Identify the lines containing the word "reschedule". Copy each one.
"""
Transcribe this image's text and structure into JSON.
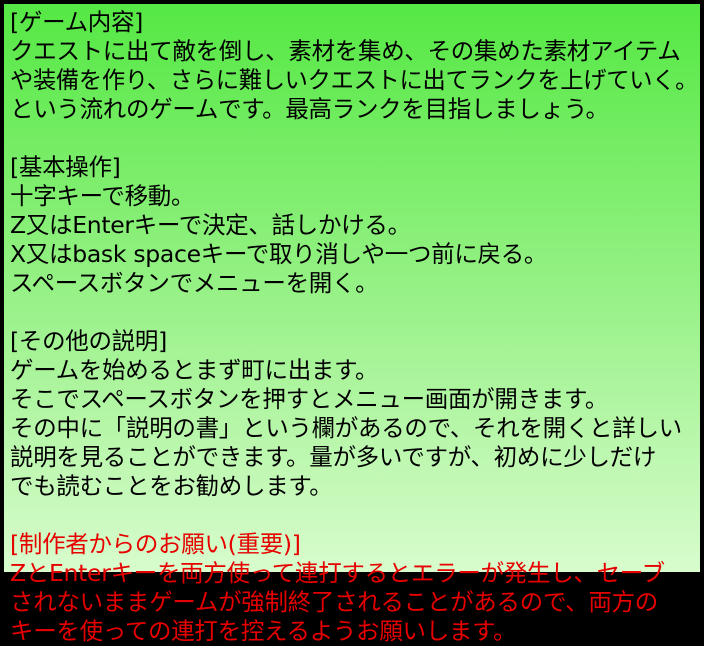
{
  "colors": {
    "text": "#000000",
    "warning_text": "#e60000",
    "background_top": "#55e844",
    "background_bottom": "#d8fccd",
    "frame": "#000000"
  },
  "sections": {
    "content": {
      "heading": "[ゲーム内容]",
      "lines": [
        "クエストに出て敵を倒し、素材を集め、その集めた素材アイテム",
        "や装備を作り、さらに難しいクエストに出てランクを上げていく。",
        "という流れのゲームです。最高ランクを目指しましょう。"
      ]
    },
    "controls": {
      "heading": "[基本操作]",
      "lines": [
        "十字キーで移動。",
        "Z又はEnterキーで決定、話しかける。",
        "X又はbask spaceキーで取り消しや一つ前に戻る。",
        "スペースボタンでメニューを開く。"
      ]
    },
    "other": {
      "heading": "[その他の説明]",
      "lines": [
        "ゲームを始めるとまず町に出ます。",
        "そこでスペースボタンを押すとメニュー画面が開きます。",
        "その中に「説明の書」という欄があるので、それを開くと詳しい",
        "説明を見ることができます。量が多いですが、初めに少しだけ",
        "でも読むことをお勧めします。"
      ]
    },
    "request": {
      "heading": "[制作者からのお願い(重要)]",
      "lines": [
        "ZとEnterキーを両方使って連打するとエラーが発生し、セーブ",
        "されないままゲームが強制終了されることがあるので、両方の",
        "キーを使っての連打を控えるようお願いします。"
      ]
    }
  }
}
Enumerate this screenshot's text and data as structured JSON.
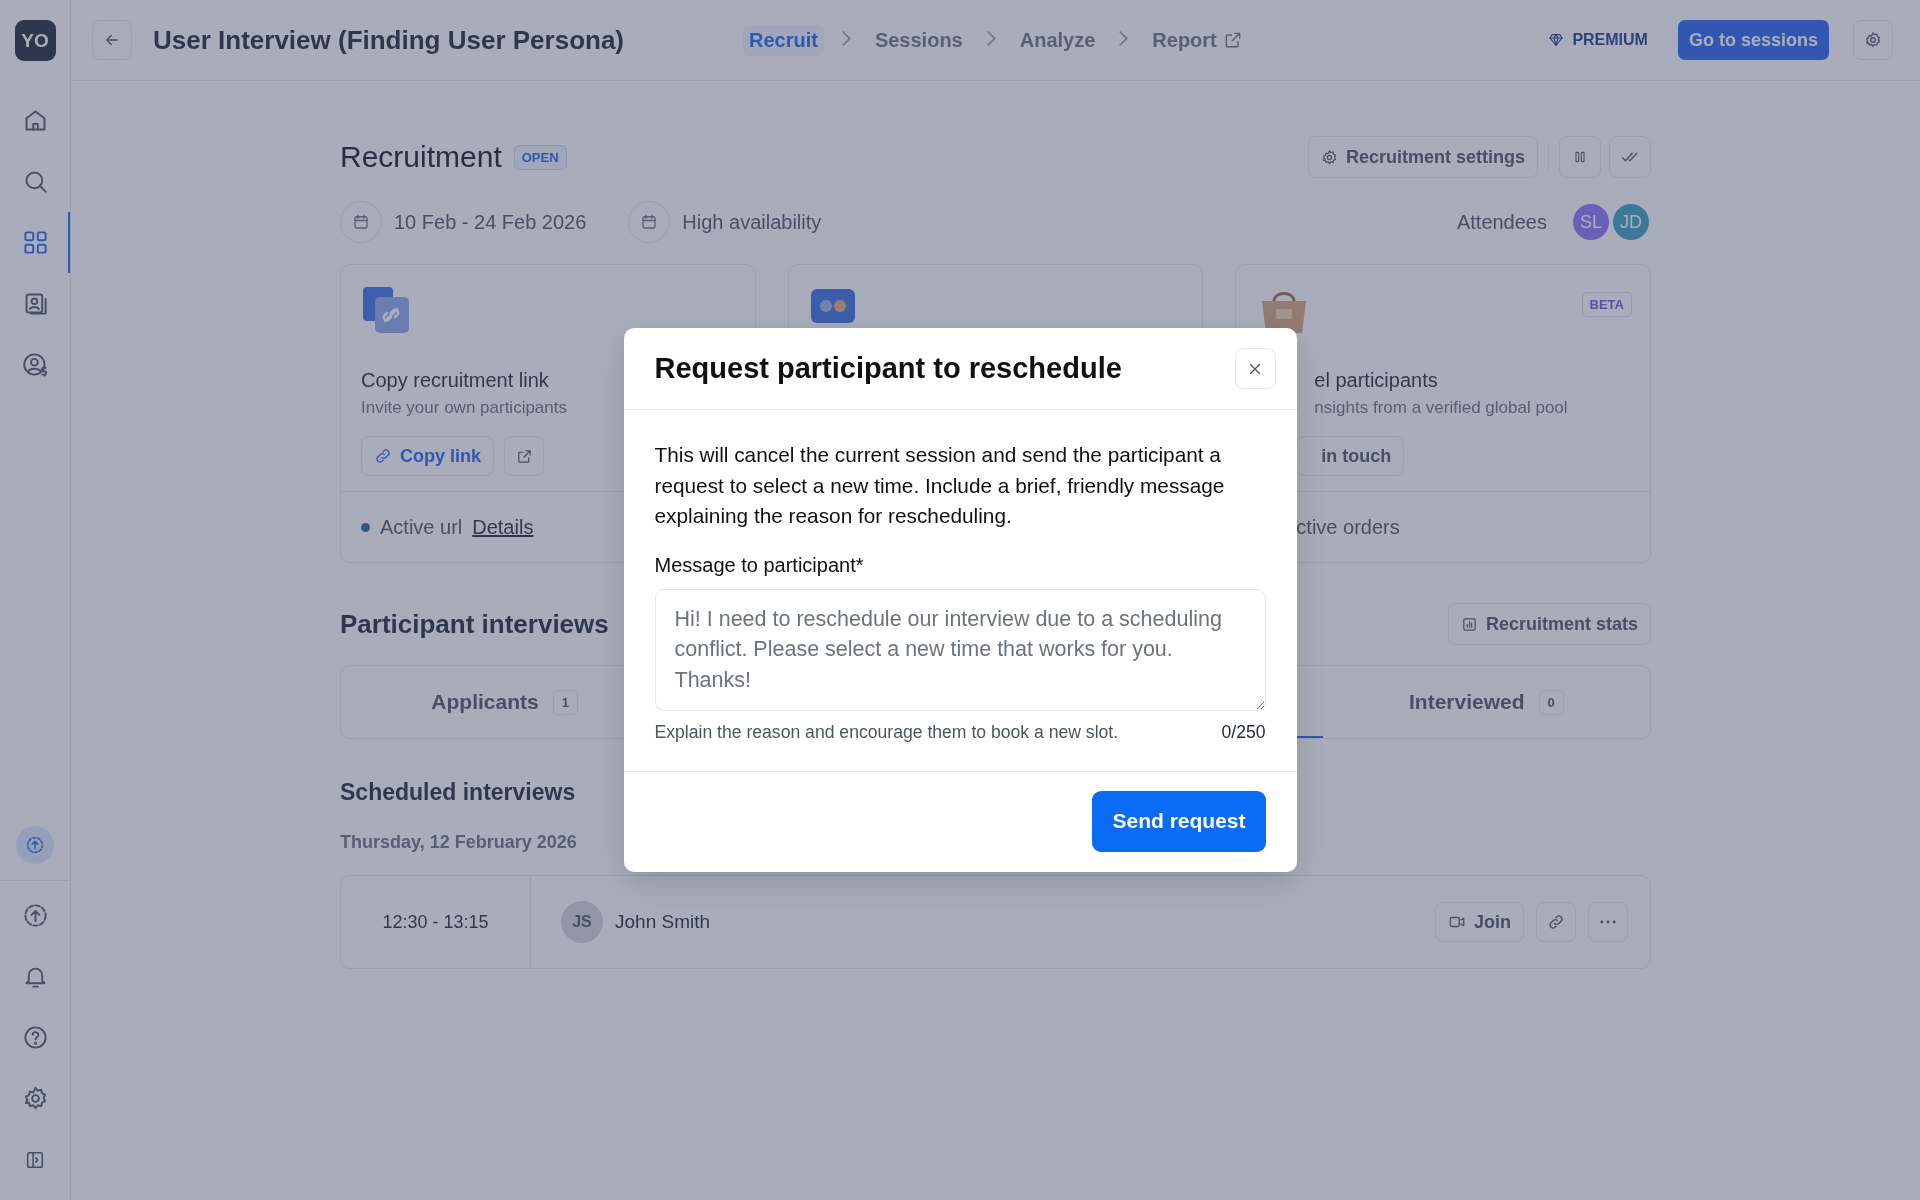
{
  "sidebar": {
    "logo": "YO",
    "items": [
      {
        "kind": "home",
        "selected": false
      },
      {
        "kind": "search",
        "selected": false
      },
      {
        "kind": "grid",
        "selected": true
      },
      {
        "kind": "contacts",
        "selected": false
      },
      {
        "kind": "user-dollar",
        "selected": false
      }
    ],
    "bottom_items": [
      {
        "kind": "upload-badge",
        "selected": false
      },
      {
        "kind": "upload",
        "selected": false
      },
      {
        "kind": "bell",
        "selected": false
      },
      {
        "kind": "help",
        "selected": false
      },
      {
        "kind": "settings",
        "selected": false
      },
      {
        "kind": "panel",
        "selected": false
      }
    ]
  },
  "topbar": {
    "title": "User Interview (Finding User Persona)",
    "steps": [
      {
        "label": "Recruit",
        "selected": true,
        "external": false
      },
      {
        "label": "Sessions",
        "selected": false,
        "external": false
      },
      {
        "label": "Analyze",
        "selected": false,
        "external": false
      },
      {
        "label": "Report",
        "selected": false,
        "external": true
      }
    ],
    "premium": "PREMIUM",
    "primary_button": "Go to sessions"
  },
  "recruitment": {
    "title": "Recruitment",
    "status": "OPEN",
    "settings_button": "Recruitment settings",
    "dates": "10 Feb - 24 Feb 2026",
    "availability": "High availability",
    "attendees_label": "Attendees",
    "attendees": [
      {
        "initials": "SL",
        "color": "#6a60b8"
      },
      {
        "initials": "JD",
        "color": "#3e7898"
      }
    ],
    "cards": [
      {
        "kind": "link",
        "title": "Copy recruitment link",
        "subtitle": "Invite your own participants",
        "button": "Copy link",
        "footer": "Active url",
        "footer_link": "Details"
      },
      {
        "kind": "hidden"
      },
      {
        "kind": "panel",
        "badge": "BETA",
        "title": "el participants",
        "subtitle": "nsights from a verified global pool",
        "button": "in touch",
        "footer": "ctive orders"
      }
    ]
  },
  "interviews": {
    "title": "Participant interviews",
    "stats_button": "Recruitment stats",
    "tabs": [
      {
        "label": "Applicants",
        "count": "1",
        "selected": false
      },
      {
        "selected": true
      },
      {
        "label": "Interviewed",
        "count": "0",
        "selected": false
      }
    ],
    "scheduled_title": "Scheduled interviews",
    "date": "Thursday, 12 February 2026",
    "rows": [
      {
        "time": "12:30 - 13:15",
        "initials": "JS",
        "name": "John Smith",
        "join": "Join"
      }
    ]
  },
  "modal": {
    "title": "Request participant to reschedule",
    "description": "This will cancel the current session and send the participant a request to select a new time. Include a brief, friendly message explaining the reason for rescheduling.",
    "field_label": "Message to participant",
    "required_mark": "*",
    "placeholder": "Hi! I need to reschedule our interview due to a scheduling conflict. Please select a new time that works for you. Thanks!",
    "hint": "Explain the reason and encourage them to book a new slot.",
    "counter": "0/250",
    "submit": "Send request"
  }
}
"""
**Task output**
    "title": "Request participant to reschedule",
    "placeholder": "Hi! I need to reschedule our interview due to a scheduling conflict. Please select a new time that works for you. Thanks!",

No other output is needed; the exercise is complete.